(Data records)
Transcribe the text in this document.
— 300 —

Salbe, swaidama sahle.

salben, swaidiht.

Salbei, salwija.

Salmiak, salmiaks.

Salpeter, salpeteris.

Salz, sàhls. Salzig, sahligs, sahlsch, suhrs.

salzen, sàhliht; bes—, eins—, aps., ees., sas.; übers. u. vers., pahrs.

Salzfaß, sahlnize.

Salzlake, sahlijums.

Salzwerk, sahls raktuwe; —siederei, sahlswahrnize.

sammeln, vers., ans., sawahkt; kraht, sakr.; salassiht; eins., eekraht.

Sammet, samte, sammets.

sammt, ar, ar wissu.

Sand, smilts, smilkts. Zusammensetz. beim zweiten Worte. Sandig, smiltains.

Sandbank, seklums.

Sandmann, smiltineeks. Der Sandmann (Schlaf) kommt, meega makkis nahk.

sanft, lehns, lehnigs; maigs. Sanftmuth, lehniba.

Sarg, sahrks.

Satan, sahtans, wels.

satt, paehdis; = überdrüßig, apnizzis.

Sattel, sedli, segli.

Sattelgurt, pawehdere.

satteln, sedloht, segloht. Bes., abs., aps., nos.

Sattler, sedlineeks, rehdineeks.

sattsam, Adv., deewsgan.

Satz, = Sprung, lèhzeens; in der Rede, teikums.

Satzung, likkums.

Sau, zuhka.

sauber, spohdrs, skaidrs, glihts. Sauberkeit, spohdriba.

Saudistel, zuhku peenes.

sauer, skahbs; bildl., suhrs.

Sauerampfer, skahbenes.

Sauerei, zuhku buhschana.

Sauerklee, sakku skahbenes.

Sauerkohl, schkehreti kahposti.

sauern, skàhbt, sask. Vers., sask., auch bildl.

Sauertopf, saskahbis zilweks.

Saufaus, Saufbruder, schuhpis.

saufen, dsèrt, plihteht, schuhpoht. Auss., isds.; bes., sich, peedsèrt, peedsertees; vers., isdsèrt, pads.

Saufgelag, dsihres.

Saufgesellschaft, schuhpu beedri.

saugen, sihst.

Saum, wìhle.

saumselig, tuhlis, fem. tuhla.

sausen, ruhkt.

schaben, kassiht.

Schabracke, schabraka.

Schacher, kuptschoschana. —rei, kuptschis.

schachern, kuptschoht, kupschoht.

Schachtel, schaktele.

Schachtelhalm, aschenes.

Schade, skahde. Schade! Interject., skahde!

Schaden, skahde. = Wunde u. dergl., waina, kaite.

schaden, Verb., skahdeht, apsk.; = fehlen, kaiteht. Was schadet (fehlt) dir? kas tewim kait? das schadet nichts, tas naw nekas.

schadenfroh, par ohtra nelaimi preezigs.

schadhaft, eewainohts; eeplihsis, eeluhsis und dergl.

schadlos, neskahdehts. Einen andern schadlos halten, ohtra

TASK PROMPT: Give only the number of lines in the material above that include the word "skahbenes".

SOLUTION: 2